Exercise goal: Count how many lines in this material contain "Chla". The answer is that number alone.
━━━
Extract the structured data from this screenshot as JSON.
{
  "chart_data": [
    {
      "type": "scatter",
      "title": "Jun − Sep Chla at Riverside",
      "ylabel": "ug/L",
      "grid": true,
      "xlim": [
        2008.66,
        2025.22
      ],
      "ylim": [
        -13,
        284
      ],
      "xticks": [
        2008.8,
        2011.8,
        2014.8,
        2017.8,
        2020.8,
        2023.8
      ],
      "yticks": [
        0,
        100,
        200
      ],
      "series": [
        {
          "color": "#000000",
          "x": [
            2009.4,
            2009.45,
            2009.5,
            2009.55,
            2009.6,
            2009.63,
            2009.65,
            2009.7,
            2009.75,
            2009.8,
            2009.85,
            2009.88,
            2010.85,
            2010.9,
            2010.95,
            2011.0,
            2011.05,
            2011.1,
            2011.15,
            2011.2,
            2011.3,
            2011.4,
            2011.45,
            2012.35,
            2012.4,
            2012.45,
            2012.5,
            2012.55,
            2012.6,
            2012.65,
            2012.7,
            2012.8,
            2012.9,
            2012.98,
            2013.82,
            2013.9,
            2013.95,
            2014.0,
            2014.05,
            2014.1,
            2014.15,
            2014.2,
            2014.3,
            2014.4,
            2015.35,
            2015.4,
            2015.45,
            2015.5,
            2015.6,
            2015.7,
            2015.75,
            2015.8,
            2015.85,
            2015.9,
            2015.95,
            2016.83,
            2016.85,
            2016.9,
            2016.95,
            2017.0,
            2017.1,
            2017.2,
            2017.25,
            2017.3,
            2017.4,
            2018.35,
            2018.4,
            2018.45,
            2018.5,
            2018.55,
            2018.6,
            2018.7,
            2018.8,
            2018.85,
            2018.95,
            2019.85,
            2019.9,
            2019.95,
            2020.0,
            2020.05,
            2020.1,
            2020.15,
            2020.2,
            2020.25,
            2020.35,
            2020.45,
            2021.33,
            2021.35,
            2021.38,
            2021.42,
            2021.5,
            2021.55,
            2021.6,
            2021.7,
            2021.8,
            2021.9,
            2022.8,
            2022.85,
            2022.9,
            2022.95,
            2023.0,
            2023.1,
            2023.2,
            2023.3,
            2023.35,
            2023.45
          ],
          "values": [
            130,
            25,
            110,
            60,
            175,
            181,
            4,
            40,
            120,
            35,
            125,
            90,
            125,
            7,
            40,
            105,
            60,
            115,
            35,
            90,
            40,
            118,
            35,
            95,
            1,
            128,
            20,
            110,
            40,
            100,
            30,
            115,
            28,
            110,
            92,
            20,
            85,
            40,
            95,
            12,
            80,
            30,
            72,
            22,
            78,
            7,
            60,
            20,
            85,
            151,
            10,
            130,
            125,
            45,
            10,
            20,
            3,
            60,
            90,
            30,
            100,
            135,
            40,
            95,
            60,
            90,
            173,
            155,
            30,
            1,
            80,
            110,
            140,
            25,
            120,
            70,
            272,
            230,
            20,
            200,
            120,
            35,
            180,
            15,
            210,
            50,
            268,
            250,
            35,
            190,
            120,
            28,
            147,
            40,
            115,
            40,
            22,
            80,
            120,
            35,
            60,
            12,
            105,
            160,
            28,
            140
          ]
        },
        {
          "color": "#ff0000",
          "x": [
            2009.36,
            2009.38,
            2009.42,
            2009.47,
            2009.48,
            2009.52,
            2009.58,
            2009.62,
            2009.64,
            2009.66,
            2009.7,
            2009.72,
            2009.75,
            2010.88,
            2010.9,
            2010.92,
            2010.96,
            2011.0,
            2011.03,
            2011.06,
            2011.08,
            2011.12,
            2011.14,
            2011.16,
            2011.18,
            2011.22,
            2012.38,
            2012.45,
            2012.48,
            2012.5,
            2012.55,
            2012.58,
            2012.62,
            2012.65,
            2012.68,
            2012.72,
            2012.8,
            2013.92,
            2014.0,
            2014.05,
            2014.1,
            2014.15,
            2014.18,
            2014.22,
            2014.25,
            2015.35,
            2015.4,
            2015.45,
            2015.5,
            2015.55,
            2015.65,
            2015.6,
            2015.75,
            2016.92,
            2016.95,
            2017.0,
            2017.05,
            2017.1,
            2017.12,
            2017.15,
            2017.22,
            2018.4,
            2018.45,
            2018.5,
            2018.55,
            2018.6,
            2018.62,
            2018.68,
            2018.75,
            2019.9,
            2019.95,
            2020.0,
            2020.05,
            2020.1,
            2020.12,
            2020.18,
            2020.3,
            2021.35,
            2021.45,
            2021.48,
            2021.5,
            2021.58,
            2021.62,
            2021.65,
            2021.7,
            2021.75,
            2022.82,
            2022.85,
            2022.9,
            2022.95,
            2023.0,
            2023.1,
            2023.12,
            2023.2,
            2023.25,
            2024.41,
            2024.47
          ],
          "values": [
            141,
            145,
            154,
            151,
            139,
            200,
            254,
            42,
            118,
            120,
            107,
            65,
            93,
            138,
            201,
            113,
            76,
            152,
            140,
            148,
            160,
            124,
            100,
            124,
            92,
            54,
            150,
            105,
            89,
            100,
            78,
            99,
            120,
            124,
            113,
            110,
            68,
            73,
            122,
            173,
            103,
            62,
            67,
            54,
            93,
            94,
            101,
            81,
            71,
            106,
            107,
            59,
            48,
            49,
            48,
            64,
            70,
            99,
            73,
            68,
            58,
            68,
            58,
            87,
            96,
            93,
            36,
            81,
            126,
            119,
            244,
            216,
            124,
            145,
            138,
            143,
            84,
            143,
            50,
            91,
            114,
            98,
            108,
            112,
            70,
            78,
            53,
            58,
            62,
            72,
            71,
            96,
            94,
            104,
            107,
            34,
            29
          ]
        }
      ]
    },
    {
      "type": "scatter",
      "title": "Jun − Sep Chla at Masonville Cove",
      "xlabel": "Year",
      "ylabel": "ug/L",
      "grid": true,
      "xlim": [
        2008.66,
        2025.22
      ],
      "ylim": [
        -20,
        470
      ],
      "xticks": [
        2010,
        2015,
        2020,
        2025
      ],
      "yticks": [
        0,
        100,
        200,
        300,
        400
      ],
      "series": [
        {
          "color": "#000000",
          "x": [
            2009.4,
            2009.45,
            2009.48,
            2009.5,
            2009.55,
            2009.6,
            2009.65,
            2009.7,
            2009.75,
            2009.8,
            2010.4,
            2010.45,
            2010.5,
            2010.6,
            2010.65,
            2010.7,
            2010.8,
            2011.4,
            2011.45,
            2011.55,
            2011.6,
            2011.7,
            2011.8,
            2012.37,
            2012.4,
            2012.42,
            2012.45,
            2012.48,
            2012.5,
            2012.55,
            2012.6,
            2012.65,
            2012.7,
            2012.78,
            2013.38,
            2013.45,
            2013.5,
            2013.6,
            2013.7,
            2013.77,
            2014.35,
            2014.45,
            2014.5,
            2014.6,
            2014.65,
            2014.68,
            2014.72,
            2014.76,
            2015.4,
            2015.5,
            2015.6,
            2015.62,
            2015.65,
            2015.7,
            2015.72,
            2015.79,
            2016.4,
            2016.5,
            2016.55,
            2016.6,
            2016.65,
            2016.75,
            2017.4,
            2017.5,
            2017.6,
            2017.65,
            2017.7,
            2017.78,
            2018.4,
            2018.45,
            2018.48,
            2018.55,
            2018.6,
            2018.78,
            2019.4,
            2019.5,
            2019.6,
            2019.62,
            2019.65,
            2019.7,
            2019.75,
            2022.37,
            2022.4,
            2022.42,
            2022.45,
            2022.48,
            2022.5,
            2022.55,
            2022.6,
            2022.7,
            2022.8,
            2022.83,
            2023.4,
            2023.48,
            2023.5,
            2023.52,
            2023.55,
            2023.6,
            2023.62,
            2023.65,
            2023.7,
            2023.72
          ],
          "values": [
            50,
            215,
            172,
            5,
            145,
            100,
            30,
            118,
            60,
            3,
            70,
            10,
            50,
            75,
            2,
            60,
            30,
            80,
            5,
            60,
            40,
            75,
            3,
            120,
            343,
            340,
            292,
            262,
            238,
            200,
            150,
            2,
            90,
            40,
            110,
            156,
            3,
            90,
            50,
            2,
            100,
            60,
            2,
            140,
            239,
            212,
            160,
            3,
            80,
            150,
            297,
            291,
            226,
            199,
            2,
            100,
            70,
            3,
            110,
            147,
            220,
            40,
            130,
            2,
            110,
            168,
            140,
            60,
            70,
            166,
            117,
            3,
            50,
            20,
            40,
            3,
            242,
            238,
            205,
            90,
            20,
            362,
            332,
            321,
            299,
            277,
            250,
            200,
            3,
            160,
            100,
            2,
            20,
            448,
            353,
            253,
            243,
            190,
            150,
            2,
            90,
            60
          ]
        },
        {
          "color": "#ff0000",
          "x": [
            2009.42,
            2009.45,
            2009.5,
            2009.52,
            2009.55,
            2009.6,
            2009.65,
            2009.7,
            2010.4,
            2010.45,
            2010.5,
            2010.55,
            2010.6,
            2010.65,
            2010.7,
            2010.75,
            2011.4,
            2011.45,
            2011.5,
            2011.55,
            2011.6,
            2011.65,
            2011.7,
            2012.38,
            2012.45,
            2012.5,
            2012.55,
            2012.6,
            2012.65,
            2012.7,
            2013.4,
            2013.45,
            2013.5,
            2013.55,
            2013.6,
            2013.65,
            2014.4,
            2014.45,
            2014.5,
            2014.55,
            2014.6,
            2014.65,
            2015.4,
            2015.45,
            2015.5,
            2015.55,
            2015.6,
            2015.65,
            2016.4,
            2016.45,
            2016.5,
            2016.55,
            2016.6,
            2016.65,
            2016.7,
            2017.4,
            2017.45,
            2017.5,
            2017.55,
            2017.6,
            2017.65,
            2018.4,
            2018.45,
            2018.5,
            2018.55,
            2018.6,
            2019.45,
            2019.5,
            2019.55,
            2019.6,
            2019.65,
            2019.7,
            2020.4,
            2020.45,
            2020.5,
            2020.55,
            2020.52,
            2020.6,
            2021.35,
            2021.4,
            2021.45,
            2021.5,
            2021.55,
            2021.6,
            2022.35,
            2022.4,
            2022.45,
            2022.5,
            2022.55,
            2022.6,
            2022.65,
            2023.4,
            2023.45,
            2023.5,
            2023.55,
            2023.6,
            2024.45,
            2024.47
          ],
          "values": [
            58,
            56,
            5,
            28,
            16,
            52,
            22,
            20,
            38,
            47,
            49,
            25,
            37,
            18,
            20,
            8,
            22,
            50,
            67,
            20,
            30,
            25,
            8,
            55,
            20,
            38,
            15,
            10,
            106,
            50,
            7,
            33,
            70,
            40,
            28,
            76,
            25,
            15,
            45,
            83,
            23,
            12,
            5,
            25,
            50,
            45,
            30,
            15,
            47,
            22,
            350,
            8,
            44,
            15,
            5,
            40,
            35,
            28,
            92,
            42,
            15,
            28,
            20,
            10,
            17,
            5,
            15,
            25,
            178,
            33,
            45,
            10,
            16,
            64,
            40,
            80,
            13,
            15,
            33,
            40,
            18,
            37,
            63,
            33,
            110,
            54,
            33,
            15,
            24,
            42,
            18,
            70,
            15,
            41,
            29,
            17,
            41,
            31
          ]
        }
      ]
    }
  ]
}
━━━
Result for this task: 2